• [What is needed]
Copy all lines that contain the word "will".

• [Material supplied]

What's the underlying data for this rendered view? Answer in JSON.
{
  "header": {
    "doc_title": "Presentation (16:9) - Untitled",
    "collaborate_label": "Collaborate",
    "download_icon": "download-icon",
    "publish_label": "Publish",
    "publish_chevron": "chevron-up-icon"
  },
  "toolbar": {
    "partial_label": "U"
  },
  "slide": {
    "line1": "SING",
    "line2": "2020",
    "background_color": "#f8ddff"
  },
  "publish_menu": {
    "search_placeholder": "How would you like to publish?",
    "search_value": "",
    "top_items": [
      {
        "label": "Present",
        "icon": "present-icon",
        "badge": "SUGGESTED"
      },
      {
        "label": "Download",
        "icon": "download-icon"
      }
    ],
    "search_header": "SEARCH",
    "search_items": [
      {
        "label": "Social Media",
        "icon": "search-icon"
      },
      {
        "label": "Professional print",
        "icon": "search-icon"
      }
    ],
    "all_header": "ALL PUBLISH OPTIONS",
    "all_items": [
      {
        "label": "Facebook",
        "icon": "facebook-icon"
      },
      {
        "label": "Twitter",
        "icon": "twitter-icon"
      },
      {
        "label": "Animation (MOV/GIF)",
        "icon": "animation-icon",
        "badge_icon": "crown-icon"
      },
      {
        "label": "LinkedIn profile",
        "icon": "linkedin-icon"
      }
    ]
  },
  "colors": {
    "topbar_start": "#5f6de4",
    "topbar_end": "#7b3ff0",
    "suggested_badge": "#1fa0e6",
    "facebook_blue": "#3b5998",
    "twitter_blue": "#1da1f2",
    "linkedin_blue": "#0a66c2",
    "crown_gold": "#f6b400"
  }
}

* * *

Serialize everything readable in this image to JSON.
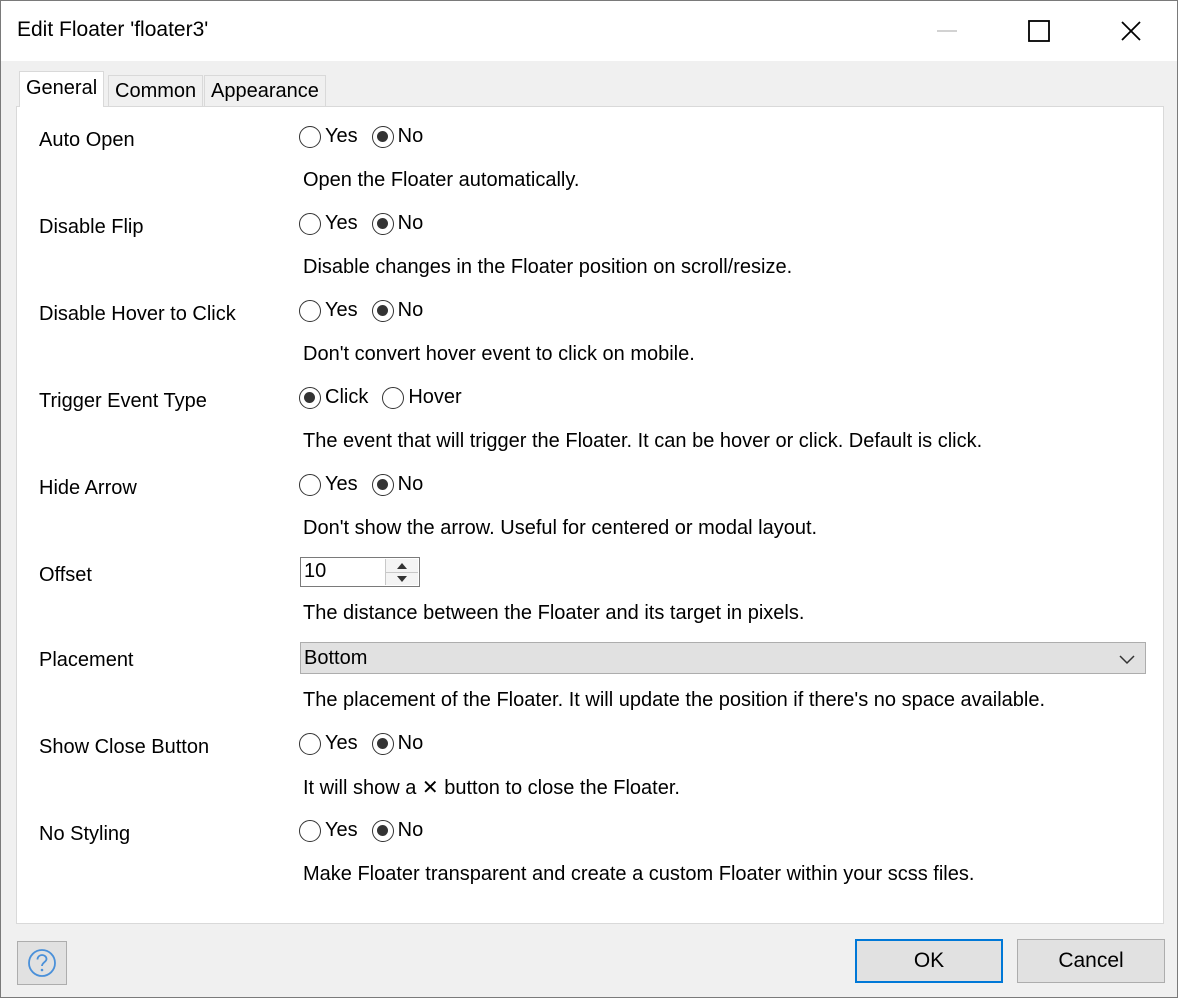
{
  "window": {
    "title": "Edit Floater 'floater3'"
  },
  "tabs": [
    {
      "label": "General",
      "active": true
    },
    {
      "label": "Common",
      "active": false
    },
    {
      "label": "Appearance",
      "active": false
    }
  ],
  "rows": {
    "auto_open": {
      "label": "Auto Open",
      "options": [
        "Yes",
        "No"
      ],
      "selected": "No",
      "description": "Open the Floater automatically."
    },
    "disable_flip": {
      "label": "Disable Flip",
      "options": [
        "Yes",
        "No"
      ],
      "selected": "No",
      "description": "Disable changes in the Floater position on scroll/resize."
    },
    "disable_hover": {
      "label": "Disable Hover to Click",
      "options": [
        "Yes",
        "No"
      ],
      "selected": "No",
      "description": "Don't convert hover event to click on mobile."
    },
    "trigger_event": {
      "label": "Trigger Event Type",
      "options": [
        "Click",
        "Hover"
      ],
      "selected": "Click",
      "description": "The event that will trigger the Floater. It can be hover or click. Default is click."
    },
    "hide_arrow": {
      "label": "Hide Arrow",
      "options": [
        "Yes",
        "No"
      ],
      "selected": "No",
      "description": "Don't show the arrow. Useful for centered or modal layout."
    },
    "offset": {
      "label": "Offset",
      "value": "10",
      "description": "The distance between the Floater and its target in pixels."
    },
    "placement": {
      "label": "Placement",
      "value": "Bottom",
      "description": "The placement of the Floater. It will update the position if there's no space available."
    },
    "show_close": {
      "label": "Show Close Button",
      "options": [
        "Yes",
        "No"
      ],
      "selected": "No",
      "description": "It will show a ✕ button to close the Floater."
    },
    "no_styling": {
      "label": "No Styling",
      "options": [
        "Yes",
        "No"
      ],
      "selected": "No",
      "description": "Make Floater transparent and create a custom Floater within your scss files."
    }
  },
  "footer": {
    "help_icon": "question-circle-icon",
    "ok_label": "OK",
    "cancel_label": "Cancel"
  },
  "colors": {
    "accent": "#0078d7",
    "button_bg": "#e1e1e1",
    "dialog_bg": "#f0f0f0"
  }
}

• [Expected output]
      "description": "The event that will trigger the Floater. It can be hover or click. Default is click."
      "description": "The placement of the Floater. It will update the position if there's no space available."
      "description": "It will show a ✕ button to close the Floater."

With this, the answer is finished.